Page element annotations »
○ ○ ○ ○

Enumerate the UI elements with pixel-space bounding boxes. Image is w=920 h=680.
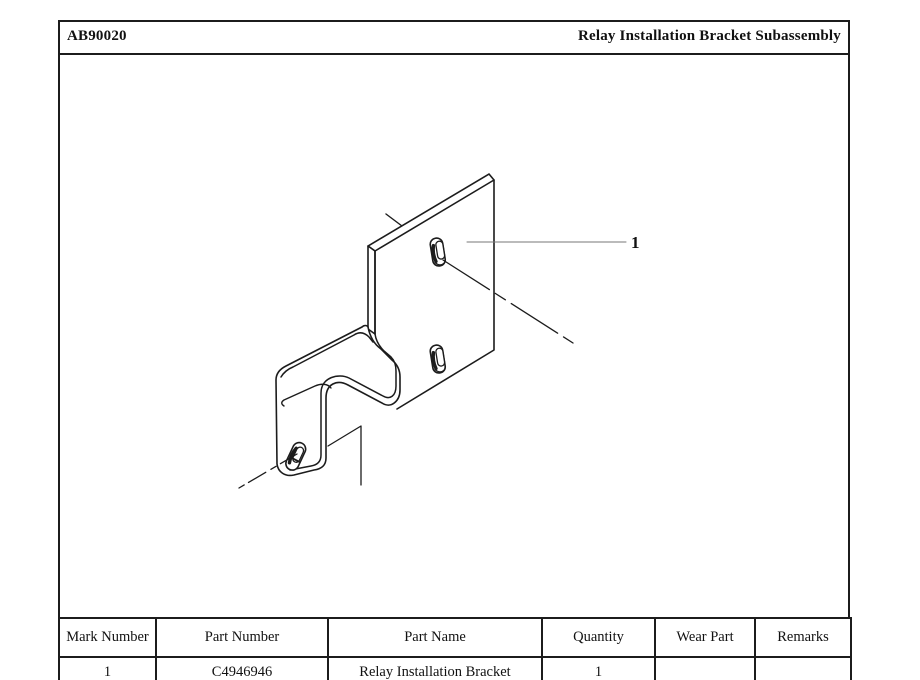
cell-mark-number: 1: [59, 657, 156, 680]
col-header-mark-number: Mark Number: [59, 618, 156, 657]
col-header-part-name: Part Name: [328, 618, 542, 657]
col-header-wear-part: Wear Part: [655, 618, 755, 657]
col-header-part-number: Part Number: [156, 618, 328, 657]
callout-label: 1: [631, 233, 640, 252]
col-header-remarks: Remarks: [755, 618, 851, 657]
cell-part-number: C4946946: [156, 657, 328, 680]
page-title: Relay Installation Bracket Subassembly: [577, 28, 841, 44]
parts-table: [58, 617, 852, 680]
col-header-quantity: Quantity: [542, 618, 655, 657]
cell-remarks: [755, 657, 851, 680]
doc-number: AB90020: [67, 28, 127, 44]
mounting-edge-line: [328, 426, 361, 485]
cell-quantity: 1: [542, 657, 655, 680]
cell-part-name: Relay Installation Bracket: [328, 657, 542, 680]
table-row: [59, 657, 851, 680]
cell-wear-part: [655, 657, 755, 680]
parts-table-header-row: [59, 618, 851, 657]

○ ○ ○ ○

SHORT TASK »
Write out, without alteration, the lines of the listing between the line containing "cell-mark-number: 1: [59, 657, 156, 680]" and the line containing "cell-wear-part: [655, 657, 755, 680]", inclusive.

SOLUTION »
cell-mark-number: 1: [59, 657, 156, 680]
col-header-mark-number: Mark Number: [59, 618, 156, 657]
col-header-part-name: Part Name: [328, 618, 542, 657]
col-header-wear-part: Wear Part: [655, 618, 755, 657]
col-header-part-number: Part Number: [156, 618, 328, 657]
callout-label: 1: [631, 233, 640, 252]
col-header-remarks: Remarks: [755, 618, 851, 657]
cell-part-number: C4946946: [156, 657, 328, 680]
page-title: Relay Installation Bracket Subassembly: [577, 28, 841, 44]
parts-table: [58, 617, 852, 680]
col-header-quantity: Quantity: [542, 618, 655, 657]
cell-remarks: [755, 657, 851, 680]
doc-number: AB90020: [67, 28, 127, 44]
mounting-edge-line: [328, 426, 361, 485]
cell-quantity: 1: [542, 657, 655, 680]
cell-part-name: Relay Installation Bracket: [328, 657, 542, 680]
table-row: [59, 657, 851, 680]
cell-wear-part: [655, 657, 755, 680]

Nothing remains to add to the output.